◆ AIM OF THE TASK
In the material below, find every line with "вакуумными" and pull it out.

◆ Saved entries
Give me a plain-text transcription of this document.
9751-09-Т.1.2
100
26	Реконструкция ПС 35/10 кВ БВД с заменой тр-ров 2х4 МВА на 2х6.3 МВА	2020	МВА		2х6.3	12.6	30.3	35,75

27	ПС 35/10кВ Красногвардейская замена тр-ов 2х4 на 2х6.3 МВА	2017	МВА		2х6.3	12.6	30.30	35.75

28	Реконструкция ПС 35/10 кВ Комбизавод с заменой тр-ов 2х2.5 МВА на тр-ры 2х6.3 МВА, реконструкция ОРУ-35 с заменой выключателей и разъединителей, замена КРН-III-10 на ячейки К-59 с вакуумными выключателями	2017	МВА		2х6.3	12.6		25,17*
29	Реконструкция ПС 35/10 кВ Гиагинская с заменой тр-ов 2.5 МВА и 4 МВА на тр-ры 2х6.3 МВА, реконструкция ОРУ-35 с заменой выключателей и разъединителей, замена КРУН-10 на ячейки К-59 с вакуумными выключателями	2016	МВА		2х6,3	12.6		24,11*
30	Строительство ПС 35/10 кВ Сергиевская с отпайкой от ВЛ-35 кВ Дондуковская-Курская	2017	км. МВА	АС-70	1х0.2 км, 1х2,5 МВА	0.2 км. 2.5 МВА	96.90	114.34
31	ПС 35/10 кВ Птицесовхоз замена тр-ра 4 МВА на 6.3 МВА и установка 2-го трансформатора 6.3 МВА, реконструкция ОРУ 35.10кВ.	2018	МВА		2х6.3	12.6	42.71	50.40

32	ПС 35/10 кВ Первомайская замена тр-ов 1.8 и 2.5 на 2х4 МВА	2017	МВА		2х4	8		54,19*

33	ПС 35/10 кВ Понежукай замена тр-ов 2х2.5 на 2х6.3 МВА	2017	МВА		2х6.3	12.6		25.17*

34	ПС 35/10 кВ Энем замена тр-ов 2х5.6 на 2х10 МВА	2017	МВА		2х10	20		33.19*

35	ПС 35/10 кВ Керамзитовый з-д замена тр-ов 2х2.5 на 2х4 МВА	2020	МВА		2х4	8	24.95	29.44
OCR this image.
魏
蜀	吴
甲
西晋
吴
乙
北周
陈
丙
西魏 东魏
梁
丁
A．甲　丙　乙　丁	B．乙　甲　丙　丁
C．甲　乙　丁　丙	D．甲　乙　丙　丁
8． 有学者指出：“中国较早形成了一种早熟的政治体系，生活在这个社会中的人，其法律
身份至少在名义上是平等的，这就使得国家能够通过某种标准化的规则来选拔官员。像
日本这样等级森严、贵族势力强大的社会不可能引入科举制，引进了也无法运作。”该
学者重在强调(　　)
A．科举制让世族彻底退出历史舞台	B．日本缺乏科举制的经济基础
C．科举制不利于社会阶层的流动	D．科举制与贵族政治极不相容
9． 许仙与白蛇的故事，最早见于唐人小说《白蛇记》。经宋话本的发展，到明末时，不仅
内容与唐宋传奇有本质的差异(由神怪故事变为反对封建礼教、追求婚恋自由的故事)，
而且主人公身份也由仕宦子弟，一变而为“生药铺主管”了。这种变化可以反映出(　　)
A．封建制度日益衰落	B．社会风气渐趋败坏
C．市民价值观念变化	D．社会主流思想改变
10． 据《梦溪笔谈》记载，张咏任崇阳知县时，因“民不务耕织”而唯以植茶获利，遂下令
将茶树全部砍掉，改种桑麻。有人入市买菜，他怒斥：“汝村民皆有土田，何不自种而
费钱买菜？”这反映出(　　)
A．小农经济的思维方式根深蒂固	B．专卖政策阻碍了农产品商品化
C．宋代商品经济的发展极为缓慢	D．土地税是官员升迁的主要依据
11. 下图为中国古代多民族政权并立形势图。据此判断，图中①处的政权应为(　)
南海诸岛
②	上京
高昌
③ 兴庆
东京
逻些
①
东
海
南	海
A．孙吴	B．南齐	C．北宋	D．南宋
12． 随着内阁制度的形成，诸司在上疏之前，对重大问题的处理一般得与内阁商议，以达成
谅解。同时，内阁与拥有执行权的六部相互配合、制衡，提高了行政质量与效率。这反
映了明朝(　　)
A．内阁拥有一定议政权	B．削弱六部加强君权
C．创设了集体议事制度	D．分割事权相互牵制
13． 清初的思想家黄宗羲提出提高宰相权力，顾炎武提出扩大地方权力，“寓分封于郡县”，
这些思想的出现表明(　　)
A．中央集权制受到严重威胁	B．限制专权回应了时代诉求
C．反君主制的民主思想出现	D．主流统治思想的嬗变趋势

◆ OUTPUT FOR THIS EXERCISE
28	Реконструкция ПС 35/10 кВ Комбизавод с заменой тр-ов 2х2.5 МВА на тр-ры 2х6.3 МВА, реконструкция ОРУ-35 с заменой выключателей и разъединителей, замена КРН-III-10 на ячейки К-59 с вакуумными выключателями	2017	МВА		2х6.3	12.6		25,17*
29	Реконструкция ПС 35/10 кВ Гиагинская с заменой тр-ов 2.5 МВА и 4 МВА на тр-ры 2х6.3 МВА, реконструкция ОРУ-35 с заменой выключателей и разъединителей, замена КРУН-10 на ячейки К-59 с вакуумными выключателями	2016	МВА		2х6,3	12.6		24,11*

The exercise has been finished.